_How to complete this task_
In the data that follows, count every line holding the string "Elite" and give the count alone.

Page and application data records

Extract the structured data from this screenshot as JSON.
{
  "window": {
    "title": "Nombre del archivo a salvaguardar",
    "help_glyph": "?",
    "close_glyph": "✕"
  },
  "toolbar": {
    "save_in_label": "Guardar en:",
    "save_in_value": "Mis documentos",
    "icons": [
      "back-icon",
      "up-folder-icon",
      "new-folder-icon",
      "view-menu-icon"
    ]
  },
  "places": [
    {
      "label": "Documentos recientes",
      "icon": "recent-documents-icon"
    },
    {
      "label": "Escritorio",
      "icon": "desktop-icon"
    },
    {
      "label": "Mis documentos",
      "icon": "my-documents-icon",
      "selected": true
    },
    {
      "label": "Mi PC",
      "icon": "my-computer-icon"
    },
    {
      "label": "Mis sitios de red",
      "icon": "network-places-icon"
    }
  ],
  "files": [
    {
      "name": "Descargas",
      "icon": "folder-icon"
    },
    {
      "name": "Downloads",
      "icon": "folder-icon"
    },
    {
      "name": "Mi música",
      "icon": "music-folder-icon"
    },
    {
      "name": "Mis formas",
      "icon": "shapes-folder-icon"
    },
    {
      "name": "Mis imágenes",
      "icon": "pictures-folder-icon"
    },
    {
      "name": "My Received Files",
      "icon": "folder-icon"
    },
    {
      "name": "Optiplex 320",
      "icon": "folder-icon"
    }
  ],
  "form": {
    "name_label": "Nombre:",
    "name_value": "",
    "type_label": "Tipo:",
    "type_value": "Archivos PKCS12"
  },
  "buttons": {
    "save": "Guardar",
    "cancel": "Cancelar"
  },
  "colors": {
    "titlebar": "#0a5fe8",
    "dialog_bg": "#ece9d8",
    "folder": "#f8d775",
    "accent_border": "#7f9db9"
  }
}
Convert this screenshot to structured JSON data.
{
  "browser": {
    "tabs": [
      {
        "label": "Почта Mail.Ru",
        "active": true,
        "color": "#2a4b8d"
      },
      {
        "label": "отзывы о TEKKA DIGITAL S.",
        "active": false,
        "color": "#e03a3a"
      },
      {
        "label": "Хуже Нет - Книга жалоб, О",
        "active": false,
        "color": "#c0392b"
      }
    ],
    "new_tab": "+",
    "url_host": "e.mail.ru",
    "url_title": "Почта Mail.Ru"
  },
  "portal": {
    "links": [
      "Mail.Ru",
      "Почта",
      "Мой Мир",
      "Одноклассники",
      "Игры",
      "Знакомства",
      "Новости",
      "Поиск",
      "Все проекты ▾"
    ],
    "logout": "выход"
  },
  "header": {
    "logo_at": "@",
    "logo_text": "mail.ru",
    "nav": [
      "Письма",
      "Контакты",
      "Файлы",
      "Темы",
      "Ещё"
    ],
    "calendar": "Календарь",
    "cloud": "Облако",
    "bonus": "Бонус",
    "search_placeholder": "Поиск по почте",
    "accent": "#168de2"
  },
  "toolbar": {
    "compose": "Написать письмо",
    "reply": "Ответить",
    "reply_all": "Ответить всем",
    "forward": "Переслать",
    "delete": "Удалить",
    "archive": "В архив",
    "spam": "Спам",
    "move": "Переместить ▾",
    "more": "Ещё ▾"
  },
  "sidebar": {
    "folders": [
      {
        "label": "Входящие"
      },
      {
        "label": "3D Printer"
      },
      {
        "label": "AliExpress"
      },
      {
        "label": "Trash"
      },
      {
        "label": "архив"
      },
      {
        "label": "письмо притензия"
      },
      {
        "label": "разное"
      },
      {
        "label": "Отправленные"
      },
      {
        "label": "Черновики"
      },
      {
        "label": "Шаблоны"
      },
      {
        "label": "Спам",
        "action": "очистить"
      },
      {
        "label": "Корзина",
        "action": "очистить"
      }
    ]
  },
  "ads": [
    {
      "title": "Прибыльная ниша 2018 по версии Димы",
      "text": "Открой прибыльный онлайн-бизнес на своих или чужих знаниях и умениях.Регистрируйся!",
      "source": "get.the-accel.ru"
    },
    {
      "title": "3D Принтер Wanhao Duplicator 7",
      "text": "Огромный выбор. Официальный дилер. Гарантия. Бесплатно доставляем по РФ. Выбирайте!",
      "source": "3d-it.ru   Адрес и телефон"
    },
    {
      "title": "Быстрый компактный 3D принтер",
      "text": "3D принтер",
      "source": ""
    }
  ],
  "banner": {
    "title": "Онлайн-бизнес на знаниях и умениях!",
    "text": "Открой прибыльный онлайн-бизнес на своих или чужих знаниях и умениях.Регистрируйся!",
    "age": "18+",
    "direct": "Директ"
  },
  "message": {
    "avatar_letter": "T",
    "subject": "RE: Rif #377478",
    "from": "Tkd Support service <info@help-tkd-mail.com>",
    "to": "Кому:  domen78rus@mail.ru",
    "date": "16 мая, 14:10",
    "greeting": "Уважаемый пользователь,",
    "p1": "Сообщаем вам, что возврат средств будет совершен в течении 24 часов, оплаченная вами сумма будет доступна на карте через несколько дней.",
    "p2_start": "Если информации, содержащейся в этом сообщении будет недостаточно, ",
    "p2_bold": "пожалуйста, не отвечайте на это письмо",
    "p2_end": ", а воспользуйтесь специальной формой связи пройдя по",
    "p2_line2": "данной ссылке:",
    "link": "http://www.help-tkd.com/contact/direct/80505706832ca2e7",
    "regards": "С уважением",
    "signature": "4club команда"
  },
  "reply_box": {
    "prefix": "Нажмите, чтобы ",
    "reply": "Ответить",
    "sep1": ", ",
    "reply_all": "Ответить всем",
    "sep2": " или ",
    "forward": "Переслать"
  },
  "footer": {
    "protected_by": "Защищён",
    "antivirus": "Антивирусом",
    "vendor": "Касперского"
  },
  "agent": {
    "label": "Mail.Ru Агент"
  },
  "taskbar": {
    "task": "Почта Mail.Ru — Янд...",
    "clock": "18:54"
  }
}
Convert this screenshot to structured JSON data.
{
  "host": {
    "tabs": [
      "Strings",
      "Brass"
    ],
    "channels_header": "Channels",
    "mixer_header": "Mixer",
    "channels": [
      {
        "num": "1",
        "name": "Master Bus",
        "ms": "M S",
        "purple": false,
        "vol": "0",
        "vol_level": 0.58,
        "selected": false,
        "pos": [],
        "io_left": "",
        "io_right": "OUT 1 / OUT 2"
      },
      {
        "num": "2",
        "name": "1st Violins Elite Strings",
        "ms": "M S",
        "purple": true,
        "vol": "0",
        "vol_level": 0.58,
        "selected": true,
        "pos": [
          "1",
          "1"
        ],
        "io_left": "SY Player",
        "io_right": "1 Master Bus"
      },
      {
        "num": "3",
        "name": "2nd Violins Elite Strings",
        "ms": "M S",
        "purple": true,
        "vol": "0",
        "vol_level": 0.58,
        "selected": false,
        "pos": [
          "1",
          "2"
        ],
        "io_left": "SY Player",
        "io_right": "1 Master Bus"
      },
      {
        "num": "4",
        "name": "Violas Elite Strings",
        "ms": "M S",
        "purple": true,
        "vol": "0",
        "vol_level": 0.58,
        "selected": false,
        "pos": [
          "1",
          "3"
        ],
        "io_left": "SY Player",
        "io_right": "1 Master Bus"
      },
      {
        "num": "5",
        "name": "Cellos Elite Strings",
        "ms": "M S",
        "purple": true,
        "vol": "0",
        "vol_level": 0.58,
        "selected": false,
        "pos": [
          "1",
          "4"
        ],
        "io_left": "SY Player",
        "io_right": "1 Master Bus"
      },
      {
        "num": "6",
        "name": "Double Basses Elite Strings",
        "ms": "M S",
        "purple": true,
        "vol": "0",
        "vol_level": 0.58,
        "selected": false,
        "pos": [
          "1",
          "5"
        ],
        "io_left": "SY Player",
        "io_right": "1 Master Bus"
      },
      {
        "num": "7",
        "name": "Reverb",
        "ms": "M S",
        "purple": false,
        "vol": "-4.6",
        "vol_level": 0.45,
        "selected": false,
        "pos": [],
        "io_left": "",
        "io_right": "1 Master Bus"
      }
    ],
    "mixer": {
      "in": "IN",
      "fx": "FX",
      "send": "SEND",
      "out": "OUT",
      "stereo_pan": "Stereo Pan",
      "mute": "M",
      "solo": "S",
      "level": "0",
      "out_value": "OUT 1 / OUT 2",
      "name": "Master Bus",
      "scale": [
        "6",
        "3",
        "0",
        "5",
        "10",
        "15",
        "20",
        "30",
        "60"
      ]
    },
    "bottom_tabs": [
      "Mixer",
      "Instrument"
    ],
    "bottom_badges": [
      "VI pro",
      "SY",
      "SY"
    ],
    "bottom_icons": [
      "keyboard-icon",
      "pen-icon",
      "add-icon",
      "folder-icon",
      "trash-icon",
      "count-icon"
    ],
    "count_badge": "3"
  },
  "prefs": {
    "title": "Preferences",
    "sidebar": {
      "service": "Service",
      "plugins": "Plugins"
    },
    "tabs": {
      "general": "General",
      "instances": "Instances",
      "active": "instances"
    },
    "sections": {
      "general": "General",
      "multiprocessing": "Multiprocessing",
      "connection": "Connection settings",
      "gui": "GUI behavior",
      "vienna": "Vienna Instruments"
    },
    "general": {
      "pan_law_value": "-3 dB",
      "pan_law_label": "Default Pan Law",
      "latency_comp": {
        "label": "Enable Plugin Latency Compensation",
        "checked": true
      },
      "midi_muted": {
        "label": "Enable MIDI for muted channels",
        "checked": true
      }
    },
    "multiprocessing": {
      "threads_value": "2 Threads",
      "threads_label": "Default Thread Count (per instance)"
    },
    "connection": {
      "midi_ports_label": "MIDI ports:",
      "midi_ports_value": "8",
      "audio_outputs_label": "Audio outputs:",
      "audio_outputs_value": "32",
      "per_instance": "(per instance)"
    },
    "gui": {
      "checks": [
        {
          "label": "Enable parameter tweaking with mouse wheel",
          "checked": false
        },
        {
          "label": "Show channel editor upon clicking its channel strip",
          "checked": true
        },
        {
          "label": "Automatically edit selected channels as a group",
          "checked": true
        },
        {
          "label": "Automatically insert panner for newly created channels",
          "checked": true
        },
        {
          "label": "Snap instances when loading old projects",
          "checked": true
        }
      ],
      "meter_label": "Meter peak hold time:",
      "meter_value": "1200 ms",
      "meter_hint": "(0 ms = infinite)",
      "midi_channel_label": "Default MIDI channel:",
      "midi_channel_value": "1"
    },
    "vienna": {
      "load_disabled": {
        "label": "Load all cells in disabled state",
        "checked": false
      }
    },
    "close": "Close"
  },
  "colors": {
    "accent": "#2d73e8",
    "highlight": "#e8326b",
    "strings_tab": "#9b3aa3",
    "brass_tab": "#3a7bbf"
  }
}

_The completed task_
5